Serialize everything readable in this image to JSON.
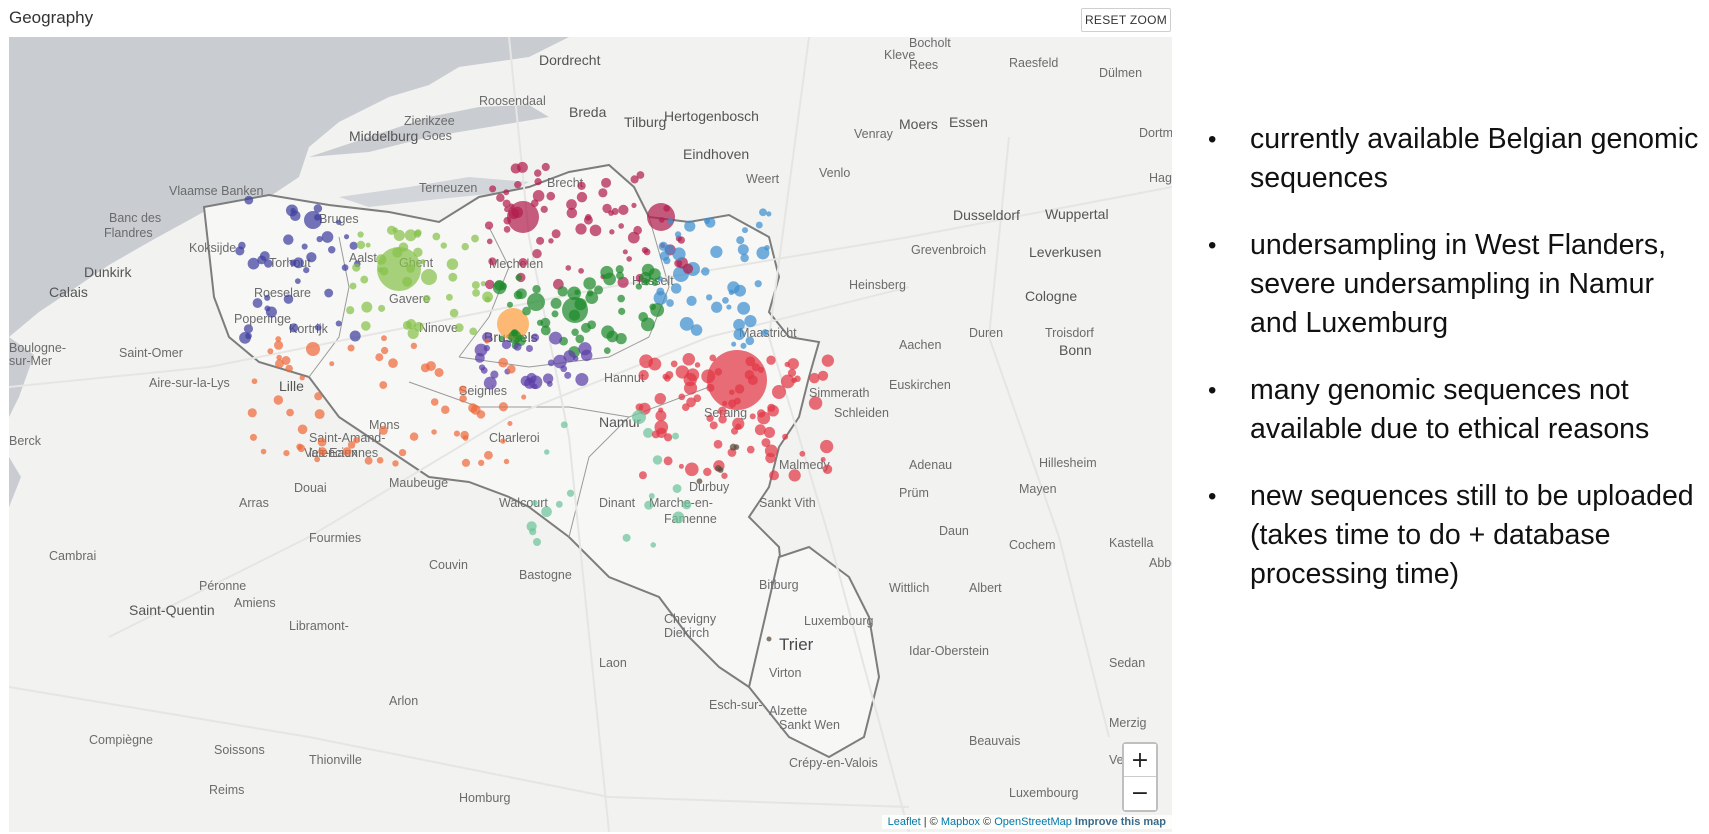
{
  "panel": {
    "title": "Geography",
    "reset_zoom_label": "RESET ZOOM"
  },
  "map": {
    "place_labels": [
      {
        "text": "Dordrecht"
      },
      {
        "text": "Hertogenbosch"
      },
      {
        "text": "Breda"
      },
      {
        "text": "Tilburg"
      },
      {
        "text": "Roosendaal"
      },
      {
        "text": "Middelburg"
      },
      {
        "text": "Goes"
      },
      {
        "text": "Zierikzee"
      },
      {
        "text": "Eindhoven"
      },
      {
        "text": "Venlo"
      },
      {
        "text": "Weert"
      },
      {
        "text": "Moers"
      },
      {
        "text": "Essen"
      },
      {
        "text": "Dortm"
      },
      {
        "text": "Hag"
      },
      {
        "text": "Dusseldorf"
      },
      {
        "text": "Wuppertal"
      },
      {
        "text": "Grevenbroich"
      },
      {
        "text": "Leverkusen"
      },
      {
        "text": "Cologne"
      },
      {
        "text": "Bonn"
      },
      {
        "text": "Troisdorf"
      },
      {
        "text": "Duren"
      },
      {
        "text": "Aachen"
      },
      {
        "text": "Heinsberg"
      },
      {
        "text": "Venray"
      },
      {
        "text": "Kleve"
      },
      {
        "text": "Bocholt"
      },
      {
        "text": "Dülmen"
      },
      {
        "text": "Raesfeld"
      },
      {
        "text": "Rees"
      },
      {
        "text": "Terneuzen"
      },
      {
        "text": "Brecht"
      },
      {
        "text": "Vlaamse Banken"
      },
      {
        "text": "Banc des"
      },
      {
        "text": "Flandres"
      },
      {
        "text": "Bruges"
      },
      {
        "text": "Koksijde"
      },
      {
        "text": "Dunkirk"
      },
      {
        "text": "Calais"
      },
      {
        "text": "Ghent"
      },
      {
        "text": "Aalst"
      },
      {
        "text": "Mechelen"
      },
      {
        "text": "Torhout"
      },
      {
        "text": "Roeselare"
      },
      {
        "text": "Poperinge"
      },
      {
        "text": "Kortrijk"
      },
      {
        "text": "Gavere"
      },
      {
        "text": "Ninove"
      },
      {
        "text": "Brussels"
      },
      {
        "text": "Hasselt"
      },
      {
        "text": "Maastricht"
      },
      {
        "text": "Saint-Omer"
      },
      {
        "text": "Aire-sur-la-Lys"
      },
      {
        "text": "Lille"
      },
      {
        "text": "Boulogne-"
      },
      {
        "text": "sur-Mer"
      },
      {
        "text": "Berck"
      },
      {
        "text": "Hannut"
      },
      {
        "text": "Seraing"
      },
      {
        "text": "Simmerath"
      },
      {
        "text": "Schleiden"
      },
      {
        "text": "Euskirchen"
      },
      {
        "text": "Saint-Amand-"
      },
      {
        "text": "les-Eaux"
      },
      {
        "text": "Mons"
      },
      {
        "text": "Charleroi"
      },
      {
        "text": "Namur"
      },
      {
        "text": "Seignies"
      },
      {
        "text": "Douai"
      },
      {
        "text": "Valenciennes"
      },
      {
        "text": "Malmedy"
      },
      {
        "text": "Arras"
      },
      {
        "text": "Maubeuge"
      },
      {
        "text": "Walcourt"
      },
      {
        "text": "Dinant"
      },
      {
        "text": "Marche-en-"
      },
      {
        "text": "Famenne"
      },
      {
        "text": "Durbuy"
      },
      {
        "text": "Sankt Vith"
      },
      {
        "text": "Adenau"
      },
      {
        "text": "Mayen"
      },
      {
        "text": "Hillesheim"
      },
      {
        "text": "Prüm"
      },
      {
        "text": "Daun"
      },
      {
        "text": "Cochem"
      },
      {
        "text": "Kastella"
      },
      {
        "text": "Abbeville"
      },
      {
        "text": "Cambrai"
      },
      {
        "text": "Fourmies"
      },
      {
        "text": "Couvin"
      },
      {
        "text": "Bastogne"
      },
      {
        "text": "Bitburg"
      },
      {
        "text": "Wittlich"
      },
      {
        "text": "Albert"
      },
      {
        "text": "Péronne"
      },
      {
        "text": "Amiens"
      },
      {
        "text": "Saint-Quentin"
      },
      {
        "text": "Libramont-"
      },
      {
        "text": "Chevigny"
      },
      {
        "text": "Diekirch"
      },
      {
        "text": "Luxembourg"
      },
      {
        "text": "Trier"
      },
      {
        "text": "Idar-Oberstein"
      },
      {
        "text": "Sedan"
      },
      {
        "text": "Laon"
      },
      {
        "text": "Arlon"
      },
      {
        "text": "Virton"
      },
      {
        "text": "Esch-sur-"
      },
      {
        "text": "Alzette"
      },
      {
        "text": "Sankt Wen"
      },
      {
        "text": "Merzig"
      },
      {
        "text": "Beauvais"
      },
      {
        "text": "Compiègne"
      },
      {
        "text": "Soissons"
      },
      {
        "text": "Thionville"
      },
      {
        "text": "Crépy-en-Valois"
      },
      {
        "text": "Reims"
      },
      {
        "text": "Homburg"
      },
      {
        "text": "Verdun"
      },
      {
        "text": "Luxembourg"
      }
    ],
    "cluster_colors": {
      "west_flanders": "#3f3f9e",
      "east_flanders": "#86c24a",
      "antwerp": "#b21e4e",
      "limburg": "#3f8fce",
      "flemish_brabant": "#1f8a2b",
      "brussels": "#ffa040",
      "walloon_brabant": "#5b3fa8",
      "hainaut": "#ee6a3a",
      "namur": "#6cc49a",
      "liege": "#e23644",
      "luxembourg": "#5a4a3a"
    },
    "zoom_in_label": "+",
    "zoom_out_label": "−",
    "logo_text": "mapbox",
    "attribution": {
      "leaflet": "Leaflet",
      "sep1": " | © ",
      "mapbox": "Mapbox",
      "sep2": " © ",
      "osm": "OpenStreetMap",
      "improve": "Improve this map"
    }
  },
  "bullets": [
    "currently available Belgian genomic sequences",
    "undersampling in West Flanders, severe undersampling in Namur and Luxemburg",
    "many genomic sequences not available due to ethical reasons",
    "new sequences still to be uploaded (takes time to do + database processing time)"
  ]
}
==*==
§ **TASK GOAL**
Return every line from the material that contains the word "available".

§ **RESPONSE**
    "currently available Belgian genomic sequences",
    "many genomic sequences not available due to ethical reasons",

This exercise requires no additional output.